→ **Set tasks**:
A. Return the passage of the GAMA shipment analysis from "Total airplane shipments" to "of the market.", copied word for word.
B. List every percentage figure that appears in the GAMA shipment analysis.
C. Summarize the GAMA shipment analysis in two sentences.

→ **Given text**:
⁂
Category: Aircraft for Sale Reports

Author: Mike Potts

GAMA Second Quarter 2011 Shipment Analysis
Disappointment at results, but what’s indicated?

It shouldn’t be happening like this. Despite all kinds of signs that the economy is picking up, we continue to see disappointing results in new aircraft deliveries. The latest report by the General Aviation Manufacturers Association (GAMA) is out and the message regarding recovery is clear: It’s just not happening. GAMA released the report for the second quarter of 2011 in August, and to be completely candid, the results were abysmal.

Total airplane shipments were down 15.5 percent, from 936 last year to 791 for the first six months of this year. Billings totaled $7.3 billion (down 22.3 percent), indicating spreading weakness in the jet market. Jet deliveries were the hardest hit by far, dropping 26.5 percent. In raw numbers that translated to 261 deliveries (down from 355 in 2010). Suddenly it’s beginning to look like Honeywell’s prediction that the jet market would sag below 700 units a year just might come true. The positive note is that Honeywell has always said the sub-700 total would represent the bottom of the market.

In the other segments, turboprops and pistons fared better than the jets, but both were still down with turboprop deliveries off 8.9 percent and pistons losing 8.7 percent. The little up-tick in piston sales we saw last quarter was apparently an aberration and not the prelude to a pending recovery. In its news release accompanying this quarter’s shipment numbers, GAMA didn’t discuss the economic issues facing the market as it sometimes does. Instead, it fired back a volley at U.S. President Barack Obama, who seems to have singled-out our industry for special treatment in his version of the war on excess spending and government waste.
⁂
→ **Data block**:
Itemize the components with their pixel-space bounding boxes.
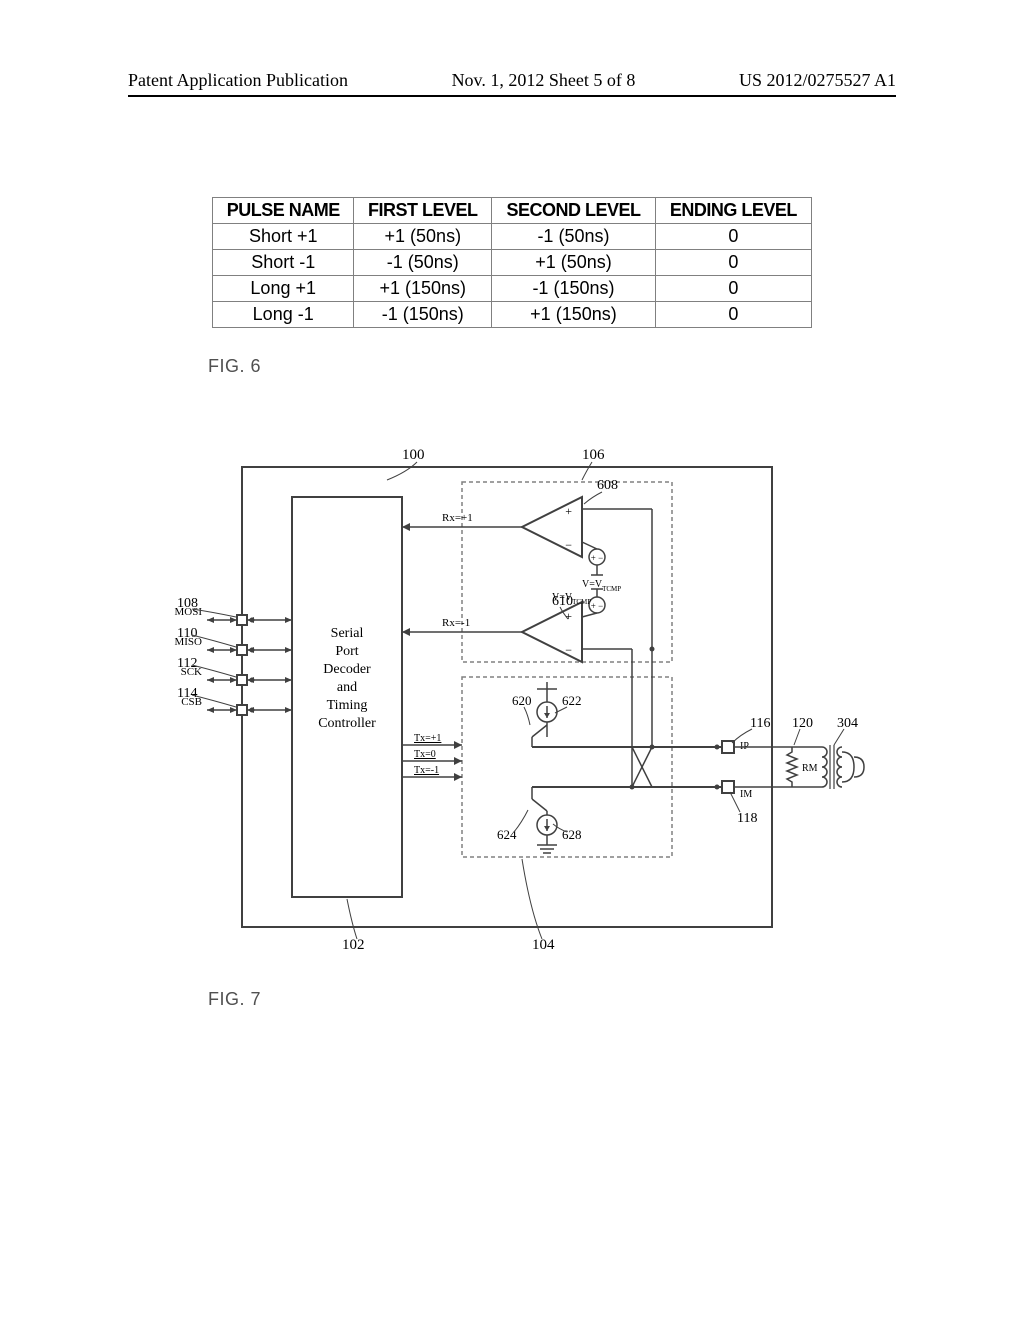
⁂
→ **Task responses**:
A.
Total airplane shipments were down 15.5 percent, from 936 last year to 791 for the first six months of this year. Billings totaled $7.3 billion (down 22.3 percent), indicating spreading weakness in the jet market. Jet deliveries were the hardest hit by far, dropping 26.5 percent. In raw numbers that translated to 261 deliveries (down from 355 in 2010). Suddenly it’s beginning to look like Honeywell’s prediction that the jet market would sag below 700 units a year just might come true. The positive note is that Honeywell has always said the sub-700 total would represent the bottom of the market.

B.
15.5 percent
22.3 percent
26.5 percent
8.9 percent
8.7 percent

C. GAMA's report for the second quarter of 2011 showed total airplane shipments down 15.5 percent to 791 and billings down 22.3 percent to $7.3 billion, with jet deliveries hit hardest at a 26.5 percent drop. Turboprop and piston deliveries fell 8.9 and 8.7 percent respectively, and GAMA's accompanying news release criticized U.S. President Barack Obama rather than discussing the market's economic issues.